In early March, Hirut* was playing with her toddler at her home in Addis Ababa’s Mekanisa district, when she got a call from an unknown number asking if she wanted to work in the Middle East.

 

It came as a shock for the 27-year-old, who spent six years as a domestic worker in Kuwait before returning to Ethiopia in 2020.

 

“I was afraid because I thought they might be human traffickers and wondered how they found my name and number,” she told Al Jazeera.

 

The callers told Hirut that they were state employees, who had obtained her file from a government database for returnee migrants from the Middle East.

 

Since the ‘80s, Ethiopians have been flocking to Saudi Arabia, Lebanon and Kuwait in search of blue-collar jobs, mostly arranged by local Ethiopian recruitment agencies or human traffickers.

 

This time, the Ethiopian government is overseeing the entire process, including recruitment and advertising.

#### [Stated task 1]
In the rows, extract the lines from the line with "39 zł [832,248,1050,299]" up to and including the line with "date-card[interactable]: NDZ 12, STY".
The rows have no connection to the text.

#### [Entries]
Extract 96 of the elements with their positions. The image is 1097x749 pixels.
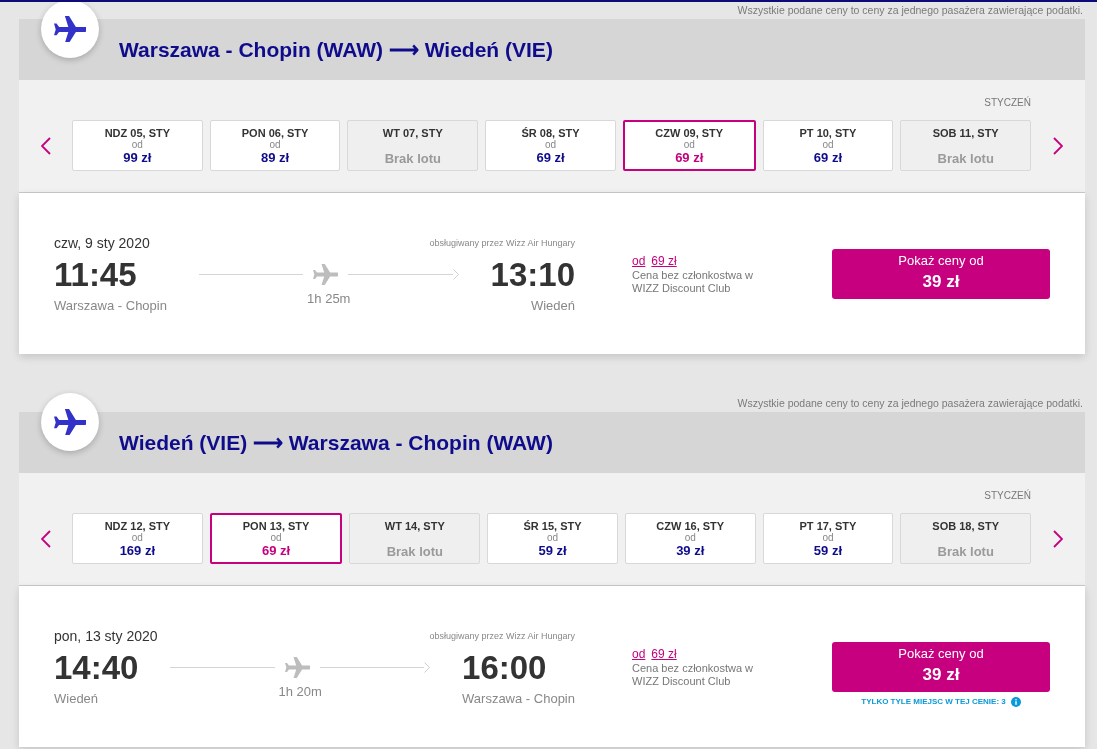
show-prices-button[interactable]: Pokaż ceny od 39 zł [832,248,1050,299]
membership-note: Cena bez członkostwa w WIZZ Discount Club [632,268,755,295]
from-label: od [131,533,143,543]
price-link[interactable]: 69 zł [651,645,677,662]
chevron-right-icon [1053,136,1063,155]
date-card[interactable]: NDZ 12, STY od 169 zł [72,513,203,564]
date-card[interactable]: WT 07, STY Brak lotu [347,120,479,171]
from-link[interactable]: od [632,252,646,269]
no-flight-label: Brak lotu [937,151,994,167]
plane-icon [313,264,339,285]
plane-icon [41,2,99,58]
day-label: PT 10, STY [799,127,857,140]
date-card[interactable]: PON 13, STY od 69 zł [209,513,343,564]
prev-button[interactable] [39,528,52,549]
fare-price: 59 zł [813,543,843,559]
fare-price: 69 zł [536,150,565,166]
from-label: od [269,140,281,150]
from-label: od [270,533,282,543]
from-label: od [683,140,695,150]
from-label: od [544,140,557,150]
fare-price: 169 zł [119,543,156,559]
fare-price: 59 zł [538,543,567,559]
departure-airport: Wiedeń [54,690,99,707]
plane-icon [41,393,99,451]
day-label: SOB 18, STY [932,520,999,533]
arrow-head-icon [452,269,459,280]
departure-time: 11:45 [54,255,137,294]
from-link[interactable]: od [632,645,646,662]
month-label: STYCZEŃ [984,489,1031,503]
date-card[interactable]: PON 06, STY od 89 zł [209,120,341,171]
date-card[interactable]: ŚR 08, STY od 69 zł [485,120,616,171]
flight-date: czw, 9 sty 2020 [54,233,150,252]
day-label: ŚR 15, STY [523,520,582,533]
fare-price: 89 zł [261,150,290,166]
seats-left-notice: TYLKO TYLE MIEJSC W TEJ CENIE: 3 [861,695,1006,708]
from-label: od [546,533,559,543]
arrival-time: 13:10 [490,255,575,294]
day-label: NDZ 12, STY [104,520,171,533]
membership-note: Cena bez członkostwa w WIZZ Discount Club [632,661,755,688]
departure-airport: Warszawa - Chopin [54,297,167,314]
fare-price: 69 zł [675,150,704,166]
day-label: PON 13, STY [242,520,310,533]
plane-icon [284,657,310,678]
fare-price: 39 zł [676,543,705,559]
date-card[interactable]: NDZ 05, STY od 99 zł [72,120,203,171]
arrow-head-icon [424,662,431,673]
no-flight-label: Brak lotu [384,151,441,167]
from-label: od [822,533,834,543]
day-label: CZW 09, STY [655,127,724,140]
month-label: STYCZEŃ [984,96,1031,110]
departure-time: 14:40 [54,648,139,687]
date-card[interactable]: CZW 16, STY od 39 zł [624,513,756,564]
next-button[interactable] [1052,135,1064,156]
date-card[interactable]: PT 10, STY od 69 zł [762,120,894,171]
flight-date: pon, 13 sty 2020 [54,626,158,645]
route-title: Warszawa - Chopin (WAW) ⟶ Wiedeń (VIE) [119,37,553,62]
from-label: od [684,533,696,543]
day-label: PON 06, STY [241,127,309,140]
day-label: SOB 11, STY [932,127,999,140]
arrival-time: 16:00 [462,648,547,687]
operator-text: obsługiwany przez Wizz Air Hungary [429,236,575,249]
info-icon[interactable] [1010,696,1021,707]
from-label: od [822,140,834,150]
arrival-airport: Warszawa - Chopin [462,690,575,707]
show-prices-button[interactable]: Pokaż ceny od 39 zł [832,641,1050,692]
prev-button[interactable] [39,135,52,156]
operator-text: obsługiwany przez Wizz Air Hungary [429,629,575,642]
day-label: WT 14, STY [384,520,445,533]
fare-price: 69 zł [262,543,291,559]
date-card[interactable]: ŚR 15, STY od 59 zł [487,513,618,564]
day-label: WT 07, STY [382,127,443,140]
date-card[interactable]: SOB 11, STY Brak lotu [900,120,1032,171]
day-label: PT 17, STY [799,520,857,533]
price-note: Wszystkie podane ceny to ceny za jednego pasażera zawierające podatki. [737,397,1083,410]
fare-price: 99 zł [123,150,152,166]
from-label: od [131,140,143,150]
day-label: ŚR 08, STY [521,127,580,140]
fare-price: 69 zł [813,150,843,166]
date-card[interactable]: WT 14, STY Brak lotu [349,513,481,564]
chevron-left-icon [40,529,51,548]
day-label: CZW 16, STY [656,520,725,533]
route-title: Wiedeń (VIE) ⟶ Warszawa - Chopin (WAW) [119,430,553,455]
price-link[interactable]: 69 zł [651,252,677,269]
chevron-right-icon [1053,529,1063,548]
date-card[interactable]: SOB 18, STY Brak lotu [900,513,1032,564]
next-button[interactable] [1052,528,1064,549]
chevron-left-icon [40,136,51,155]
arrival-airport: Wiedeń [530,297,575,314]
day-label: NDZ 05, STY [104,127,171,140]
no-flight-label: Brak lotu [386,544,443,560]
no-flight-label: Brak lotu [937,544,994,560]
flight-duration: 1h 20m [278,683,322,700]
date-card[interactable]: CZW 09, STY od 69 zł [622,120,756,171]
date-card[interactable]: PT 17, STY od 59 zł [762,513,894,564]
price-note: Wszystkie podane ceny to ceny za jednego pasażera zawierające podatki. [737,4,1083,17]
flight-duration: 1h 25m [307,290,351,307]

#### [Stated task 2]
Decide whether each statement agrees with the text about Ethiopian workers recruited for the Middle East, giving yes or no and quoting the deciding words. (a) Hirut worked as a domestic worker in Kuwait for six years. (b) The callers presented themselves as private recruitment agents. (c) Ethiopians started going to Saudi Arabia for work in the 2000s.

#### [Task answer 1]
show-prices-button[interactable]: Pokaż ceny od 39 zł [832,248,1050,299]
membership-note: Cena bez członkostwa w WIZZ Discount Club [632,268,755,295]
from-label: od [131,533,143,543]
price-link[interactable]: 69 zł [651,645,677,662]
chevron-right-icon [1053,136,1063,155]
date-card[interactable]: NDZ 12, STY od 169 zł [72,513,203,564]

#### [Task answer 2]
(a) Yes: "spent six years as a domestic worker in Kuwait"
(b) No: "they were state employees"
(c) No: "Since the ‘80s, Ethiopians have been flocking to Saudi Arabia"